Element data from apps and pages

┌────────

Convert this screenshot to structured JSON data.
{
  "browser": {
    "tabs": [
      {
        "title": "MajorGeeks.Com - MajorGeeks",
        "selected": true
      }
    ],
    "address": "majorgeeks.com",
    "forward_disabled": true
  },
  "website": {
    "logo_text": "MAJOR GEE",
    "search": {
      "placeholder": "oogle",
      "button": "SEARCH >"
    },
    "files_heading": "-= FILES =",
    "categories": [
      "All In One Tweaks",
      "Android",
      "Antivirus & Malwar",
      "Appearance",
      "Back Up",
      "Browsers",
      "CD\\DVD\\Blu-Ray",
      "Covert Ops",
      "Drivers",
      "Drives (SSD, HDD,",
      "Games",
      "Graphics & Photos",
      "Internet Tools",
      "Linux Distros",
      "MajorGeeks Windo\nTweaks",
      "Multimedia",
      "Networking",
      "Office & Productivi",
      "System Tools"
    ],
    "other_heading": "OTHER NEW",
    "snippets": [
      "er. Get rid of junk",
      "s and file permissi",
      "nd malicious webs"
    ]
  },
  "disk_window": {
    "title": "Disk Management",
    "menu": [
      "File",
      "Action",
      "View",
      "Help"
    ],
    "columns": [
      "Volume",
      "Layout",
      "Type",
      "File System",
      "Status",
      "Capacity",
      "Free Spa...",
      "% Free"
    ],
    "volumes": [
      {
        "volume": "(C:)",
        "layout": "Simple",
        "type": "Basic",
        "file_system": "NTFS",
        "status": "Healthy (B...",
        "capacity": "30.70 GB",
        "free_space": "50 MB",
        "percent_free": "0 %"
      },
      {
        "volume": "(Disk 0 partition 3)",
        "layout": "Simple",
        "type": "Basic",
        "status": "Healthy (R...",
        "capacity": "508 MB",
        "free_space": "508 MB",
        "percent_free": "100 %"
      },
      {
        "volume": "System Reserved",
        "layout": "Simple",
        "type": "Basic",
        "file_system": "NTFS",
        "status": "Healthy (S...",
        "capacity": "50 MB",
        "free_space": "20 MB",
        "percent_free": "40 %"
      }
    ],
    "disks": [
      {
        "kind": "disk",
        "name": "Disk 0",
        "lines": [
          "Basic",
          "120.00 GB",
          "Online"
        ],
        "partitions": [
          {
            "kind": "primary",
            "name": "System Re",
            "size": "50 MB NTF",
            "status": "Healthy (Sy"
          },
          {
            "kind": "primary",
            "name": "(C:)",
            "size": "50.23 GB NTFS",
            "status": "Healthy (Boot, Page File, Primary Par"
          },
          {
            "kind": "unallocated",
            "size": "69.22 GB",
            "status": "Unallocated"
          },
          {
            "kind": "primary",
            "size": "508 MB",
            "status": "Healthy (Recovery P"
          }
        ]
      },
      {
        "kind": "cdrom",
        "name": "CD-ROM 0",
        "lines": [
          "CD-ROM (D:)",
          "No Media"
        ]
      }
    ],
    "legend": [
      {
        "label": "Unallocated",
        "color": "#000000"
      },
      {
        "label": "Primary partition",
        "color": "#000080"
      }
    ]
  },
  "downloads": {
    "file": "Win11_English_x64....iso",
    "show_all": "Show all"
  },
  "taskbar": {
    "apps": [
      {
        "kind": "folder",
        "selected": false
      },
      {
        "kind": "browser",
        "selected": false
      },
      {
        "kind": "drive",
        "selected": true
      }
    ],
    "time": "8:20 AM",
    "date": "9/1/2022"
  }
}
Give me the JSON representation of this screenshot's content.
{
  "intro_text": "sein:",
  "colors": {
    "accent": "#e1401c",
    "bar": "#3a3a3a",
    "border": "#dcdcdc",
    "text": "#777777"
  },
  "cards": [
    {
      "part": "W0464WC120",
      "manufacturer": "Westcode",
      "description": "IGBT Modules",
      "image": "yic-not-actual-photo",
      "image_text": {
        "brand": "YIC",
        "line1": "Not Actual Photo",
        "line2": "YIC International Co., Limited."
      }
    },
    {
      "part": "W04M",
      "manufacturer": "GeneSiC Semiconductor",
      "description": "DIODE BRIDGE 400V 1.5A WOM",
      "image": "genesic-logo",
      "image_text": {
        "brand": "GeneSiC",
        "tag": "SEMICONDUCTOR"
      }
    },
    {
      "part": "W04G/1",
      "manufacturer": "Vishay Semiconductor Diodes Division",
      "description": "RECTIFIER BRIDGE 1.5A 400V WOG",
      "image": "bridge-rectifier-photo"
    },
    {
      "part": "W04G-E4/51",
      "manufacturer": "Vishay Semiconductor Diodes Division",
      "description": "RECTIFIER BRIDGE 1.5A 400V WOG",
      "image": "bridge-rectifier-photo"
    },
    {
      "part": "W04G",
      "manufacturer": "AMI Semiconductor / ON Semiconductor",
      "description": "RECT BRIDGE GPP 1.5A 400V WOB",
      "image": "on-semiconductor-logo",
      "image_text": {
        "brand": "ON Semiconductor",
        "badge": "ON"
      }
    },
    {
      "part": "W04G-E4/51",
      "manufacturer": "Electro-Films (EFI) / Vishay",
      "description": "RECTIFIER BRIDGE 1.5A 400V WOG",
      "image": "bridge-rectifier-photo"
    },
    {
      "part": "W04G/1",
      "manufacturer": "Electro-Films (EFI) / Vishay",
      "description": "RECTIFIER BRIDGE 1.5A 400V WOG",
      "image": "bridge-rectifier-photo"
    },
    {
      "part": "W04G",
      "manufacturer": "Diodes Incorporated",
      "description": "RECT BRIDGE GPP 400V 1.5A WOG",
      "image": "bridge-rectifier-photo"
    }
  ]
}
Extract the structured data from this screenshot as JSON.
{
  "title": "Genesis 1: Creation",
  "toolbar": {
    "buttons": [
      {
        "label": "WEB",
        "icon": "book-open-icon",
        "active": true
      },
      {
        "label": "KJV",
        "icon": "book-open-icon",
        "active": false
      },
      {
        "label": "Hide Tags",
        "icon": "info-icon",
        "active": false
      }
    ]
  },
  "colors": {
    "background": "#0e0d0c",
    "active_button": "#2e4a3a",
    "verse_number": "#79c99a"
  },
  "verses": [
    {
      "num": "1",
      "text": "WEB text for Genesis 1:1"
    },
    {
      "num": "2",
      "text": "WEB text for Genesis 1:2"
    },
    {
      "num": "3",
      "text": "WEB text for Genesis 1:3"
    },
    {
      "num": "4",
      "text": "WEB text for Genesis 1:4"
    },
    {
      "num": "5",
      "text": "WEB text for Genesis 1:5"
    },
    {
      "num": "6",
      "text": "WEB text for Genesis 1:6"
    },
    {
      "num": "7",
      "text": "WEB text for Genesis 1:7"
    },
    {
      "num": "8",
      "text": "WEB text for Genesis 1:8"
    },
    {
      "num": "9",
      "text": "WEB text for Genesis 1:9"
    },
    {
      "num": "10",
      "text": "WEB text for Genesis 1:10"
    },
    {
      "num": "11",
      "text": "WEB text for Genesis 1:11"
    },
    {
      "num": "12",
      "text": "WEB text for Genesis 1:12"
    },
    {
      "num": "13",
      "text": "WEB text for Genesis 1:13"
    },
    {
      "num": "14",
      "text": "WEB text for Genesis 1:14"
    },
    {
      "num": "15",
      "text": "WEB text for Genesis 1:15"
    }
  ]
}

└────────

--- ASSIGNMENT ---
Could you repeat every record above exactly as it stands?

--- REPLY ---
Convert this screenshot to structured JSON data.
{
  "browser": {
    "tabs": [
      {
        "title": "MajorGeeks.Com - MajorGeeks",
        "selected": true
      }
    ],
    "address": "majorgeeks.com",
    "forward_disabled": true
  },
  "website": {
    "logo_text": "MAJOR GEE",
    "search": {
      "placeholder": "oogle",
      "button": "SEARCH >"
    },
    "files_heading": "-= FILES =",
    "categories": [
      "All In One Tweaks",
      "Android",
      "Antivirus & Malwar",
      "Appearance",
      "Back Up",
      "Browsers",
      "CD\\DVD\\Blu-Ray",
      "Covert Ops",
      "Drivers",
      "Drives (SSD, HDD,",
      "Games",
      "Graphics & Photos",
      "Internet Tools",
      "Linux Distros",
      "MajorGeeks Windo\nTweaks",
      "Multimedia",
      "Networking",
      "Office & Productivi",
      "System Tools"
    ],
    "other_heading": "OTHER NEW",
    "snippets": [
      "er. Get rid of junk",
      "s and file permissi",
      "nd malicious webs"
    ]
  },
  "disk_window": {
    "title": "Disk Management",
    "menu": [
      "File",
      "Action",
      "View",
      "Help"
    ],
    "columns": [
      "Volume",
      "Layout",
      "Type",
      "File System",
      "Status",
      "Capacity",
      "Free Spa...",
      "% Free"
    ],
    "volumes": [
      {
        "volume": "(C:)",
        "layout": "Simple",
        "type": "Basic",
        "file_system": "NTFS",
        "status": "Healthy (B...",
        "capacity": "30.70 GB",
        "free_space": "50 MB",
        "percent_free": "0 %"
      },
      {
        "volume": "(Disk 0 partition 3)",
        "layout": "Simple",
        "type": "Basic",
        "status": "Healthy (R...",
        "capacity": "508 MB",
        "free_space": "508 MB",
        "percent_free": "100 %"
      },
      {
        "volume": "System Reserved",
        "layout": "Simple",
        "type": "Basic",
        "file_system": "NTFS",
        "status": "Healthy (S...",
        "capacity": "50 MB",
        "free_space": "20 MB",
        "percent_free": "40 %"
      }
    ],
    "disks": [
      {
        "kind": "disk",
        "name": "Disk 0",
        "lines": [
          "Basic",
          "120.00 GB",
          "Online"
        ],
        "partitions": [
          {
            "kind": "primary",
            "name": "System Re",
            "size": "50 MB NTF",
            "status": "Healthy (Sy"
          },
          {
            "kind": "primary",
            "name": "(C:)",
            "size": "50.23 GB NTFS",
            "status": "Healthy (Boot, Page File, Primary Par"
          },
          {
            "kind": "unallocated",
            "size": "69.22 GB",
            "status": "Unallocated"
          },
          {
            "kind": "primary",
            "size": "508 MB",
            "status": "Healthy (Recovery P"
          }
        ]
      },
      {
        "kind": "cdrom",
        "name": "CD-ROM 0",
        "lines": [
          "CD-ROM (D:)",
          "No Media"
        ]
      }
    ],
    "legend": [
      {
        "label": "Unallocated",
        "color": "#000000"
      },
      {
        "label": "Primary partition",
        "color": "#000080"
      }
    ]
  },
  "downloads": {
    "file": "Win11_English_x64....iso",
    "show_all": "Show all"
  },
  "taskbar": {
    "apps": [
      {
        "kind": "folder",
        "selected": false
      },
      {
        "kind": "browser",
        "selected": false
      },
      {
        "kind": "drive",
        "selected": true
      }
    ],
    "time": "8:20 AM",
    "date": "9/1/2022"
  }
}
Give me the JSON representation of this screenshot's content.
{
  "intro_text": "sein:",
  "colors": {
    "accent": "#e1401c",
    "bar": "#3a3a3a",
    "border": "#dcdcdc",
    "text": "#777777"
  },
  "cards": [
    {
      "part": "W0464WC120",
      "manufacturer": "Westcode",
      "description": "IGBT Modules",
      "image": "yic-not-actual-photo",
      "image_text": {
        "brand": "YIC",
        "line1": "Not Actual Photo",
        "line2": "YIC International Co., Limited."
      }
    },
    {
      "part": "W04M",
      "manufacturer": "GeneSiC Semiconductor",
      "description": "DIODE BRIDGE 400V 1.5A WOM",
      "image": "genesic-logo",
      "image_text": {
        "brand": "GeneSiC",
        "tag": "SEMICONDUCTOR"
      }
    },
    {
      "part": "W04G/1",
      "manufacturer": "Vishay Semiconductor Diodes Division",
      "description": "RECTIFIER BRIDGE 1.5A 400V WOG",
      "image": "bridge-rectifier-photo"
    },
    {
      "part": "W04G-E4/51",
      "manufacturer": "Vishay Semiconductor Diodes Division",
      "description": "RECTIFIER BRIDGE 1.5A 400V WOG",
      "image": "bridge-rectifier-photo"
    },
    {
      "part": "W04G",
      "manufacturer": "AMI Semiconductor / ON Semiconductor",
      "description": "RECT BRIDGE GPP 1.5A 400V WOB",
      "image": "on-semiconductor-logo",
      "image_text": {
        "brand": "ON Semiconductor",
        "badge": "ON"
      }
    },
    {
      "part": "W04G-E4/51",
      "manufacturer": "Electro-Films (EFI) / Vishay",
      "description": "RECTIFIER BRIDGE 1.5A 400V WOG",
      "image": "bridge-rectifier-photo"
    },
    {
      "part": "W04G/1",
      "manufacturer": "Electro-Films (EFI) / Vishay",
      "description": "RECTIFIER BRIDGE 1.5A 400V WOG",
      "image": "bridge-rectifier-photo"
    },
    {
      "part": "W04G",
      "manufacturer": "Diodes Incorporated",
      "description": "RECT BRIDGE GPP 400V 1.5A WOG",
      "image": "bridge-rectifier-photo"
    }
  ]
}
Extract the structured data from this screenshot as JSON.
{
  "title": "Genesis 1: Creation",
  "toolbar": {
    "buttons": [
      {
        "label": "WEB",
        "icon": "book-open-icon",
        "active": true
      },
      {
        "label": "KJV",
        "icon": "book-open-icon",
        "active": false
      },
      {
        "label": "Hide Tags",
        "icon": "info-icon",
        "active": false
      }
    ]
  },
  "colors": {
    "background": "#0e0d0c",
    "active_button": "#2e4a3a",
    "verse_number": "#79c99a"
  },
  "verses": [
    {
      "num": "1",
      "text": "WEB text for Genesis 1:1"
    },
    {
      "num": "2",
      "text": "WEB text for Genesis 1:2"
    },
    {
      "num": "3",
      "text": "WEB text for Genesis 1:3"
    },
    {
      "num": "4",
      "text": "WEB text for Genesis 1:4"
    },
    {
      "num": "5",
      "text": "WEB text for Genesis 1:5"
    },
    {
      "num": "6",
      "text": "WEB text for Genesis 1:6"
    },
    {
      "num": "7",
      "text": "WEB text for Genesis 1:7"
    },
    {
      "num": "8",
      "text": "WEB text for Genesis 1:8"
    },
    {
      "num": "9",
      "text": "WEB text for Genesis 1:9"
    },
    {
      "num": "10",
      "text": "WEB text for Genesis 1:10"
    },
    {
      "num": "11",
      "text": "WEB text for Genesis 1:11"
    },
    {
      "num": "12",
      "text": "WEB text for Genesis 1:12"
    },
    {
      "num": "13",
      "text": "WEB text for Genesis 1:13"
    },
    {
      "num": "14",
      "text": "WEB text for Genesis 1:14"
    },
    {
      "num": "15",
      "text": "WEB text for Genesis 1:15"
    }
  ]
}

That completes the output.